**Stated exercise:** Note each line that includes the word "this". Copy those lines.

════

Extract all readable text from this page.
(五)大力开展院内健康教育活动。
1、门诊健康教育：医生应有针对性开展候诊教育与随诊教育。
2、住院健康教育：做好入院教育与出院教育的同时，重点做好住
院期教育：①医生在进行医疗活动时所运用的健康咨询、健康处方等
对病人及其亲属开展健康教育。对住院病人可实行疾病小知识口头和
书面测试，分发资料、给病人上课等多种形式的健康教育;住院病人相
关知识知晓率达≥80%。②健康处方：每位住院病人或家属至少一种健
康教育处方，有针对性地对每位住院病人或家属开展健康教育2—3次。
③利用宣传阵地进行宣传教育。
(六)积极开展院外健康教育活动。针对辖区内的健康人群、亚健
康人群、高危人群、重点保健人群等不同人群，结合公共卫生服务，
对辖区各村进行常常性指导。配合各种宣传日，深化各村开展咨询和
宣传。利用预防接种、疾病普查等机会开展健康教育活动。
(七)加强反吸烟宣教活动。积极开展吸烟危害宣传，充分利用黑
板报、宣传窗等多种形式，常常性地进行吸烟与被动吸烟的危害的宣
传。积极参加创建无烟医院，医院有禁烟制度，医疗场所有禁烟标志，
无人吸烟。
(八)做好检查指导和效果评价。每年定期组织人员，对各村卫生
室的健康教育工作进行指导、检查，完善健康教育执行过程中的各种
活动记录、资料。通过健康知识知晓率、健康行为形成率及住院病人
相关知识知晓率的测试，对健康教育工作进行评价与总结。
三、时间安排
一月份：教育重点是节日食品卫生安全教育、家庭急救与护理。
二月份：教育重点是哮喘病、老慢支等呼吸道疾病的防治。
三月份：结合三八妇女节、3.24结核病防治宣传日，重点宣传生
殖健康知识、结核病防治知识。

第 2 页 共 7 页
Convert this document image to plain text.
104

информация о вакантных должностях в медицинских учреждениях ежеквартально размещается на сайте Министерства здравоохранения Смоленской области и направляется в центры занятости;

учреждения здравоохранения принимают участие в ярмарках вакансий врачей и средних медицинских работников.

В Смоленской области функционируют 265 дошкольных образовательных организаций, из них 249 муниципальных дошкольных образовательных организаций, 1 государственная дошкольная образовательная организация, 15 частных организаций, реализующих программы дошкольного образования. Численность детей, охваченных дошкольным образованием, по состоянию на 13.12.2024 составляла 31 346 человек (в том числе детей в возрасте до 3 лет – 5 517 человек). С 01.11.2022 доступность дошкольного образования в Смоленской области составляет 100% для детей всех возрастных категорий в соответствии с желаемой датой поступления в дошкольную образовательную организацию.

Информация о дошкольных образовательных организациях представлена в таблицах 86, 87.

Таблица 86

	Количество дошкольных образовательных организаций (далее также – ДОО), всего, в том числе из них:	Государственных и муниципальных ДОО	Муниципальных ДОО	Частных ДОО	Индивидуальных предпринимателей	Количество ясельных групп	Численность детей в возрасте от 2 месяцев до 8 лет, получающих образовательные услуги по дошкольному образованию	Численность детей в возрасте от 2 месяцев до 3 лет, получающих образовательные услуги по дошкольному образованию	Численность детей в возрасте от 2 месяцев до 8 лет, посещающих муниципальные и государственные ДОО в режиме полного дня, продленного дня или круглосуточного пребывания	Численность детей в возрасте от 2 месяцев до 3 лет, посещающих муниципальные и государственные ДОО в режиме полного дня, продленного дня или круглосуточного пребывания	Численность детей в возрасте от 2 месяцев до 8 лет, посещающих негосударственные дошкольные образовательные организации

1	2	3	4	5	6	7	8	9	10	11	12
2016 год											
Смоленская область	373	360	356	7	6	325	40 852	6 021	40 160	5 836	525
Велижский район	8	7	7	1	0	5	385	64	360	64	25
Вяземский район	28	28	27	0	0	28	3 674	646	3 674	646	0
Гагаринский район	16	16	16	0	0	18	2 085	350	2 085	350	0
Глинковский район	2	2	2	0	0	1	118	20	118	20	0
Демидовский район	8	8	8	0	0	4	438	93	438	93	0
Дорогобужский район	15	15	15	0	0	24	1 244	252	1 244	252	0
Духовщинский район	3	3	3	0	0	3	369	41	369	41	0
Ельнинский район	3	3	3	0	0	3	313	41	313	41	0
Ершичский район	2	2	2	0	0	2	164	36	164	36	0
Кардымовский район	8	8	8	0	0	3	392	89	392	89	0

════

**Solution:**
Extract all readable text from this page.
Convert this document image to plain text.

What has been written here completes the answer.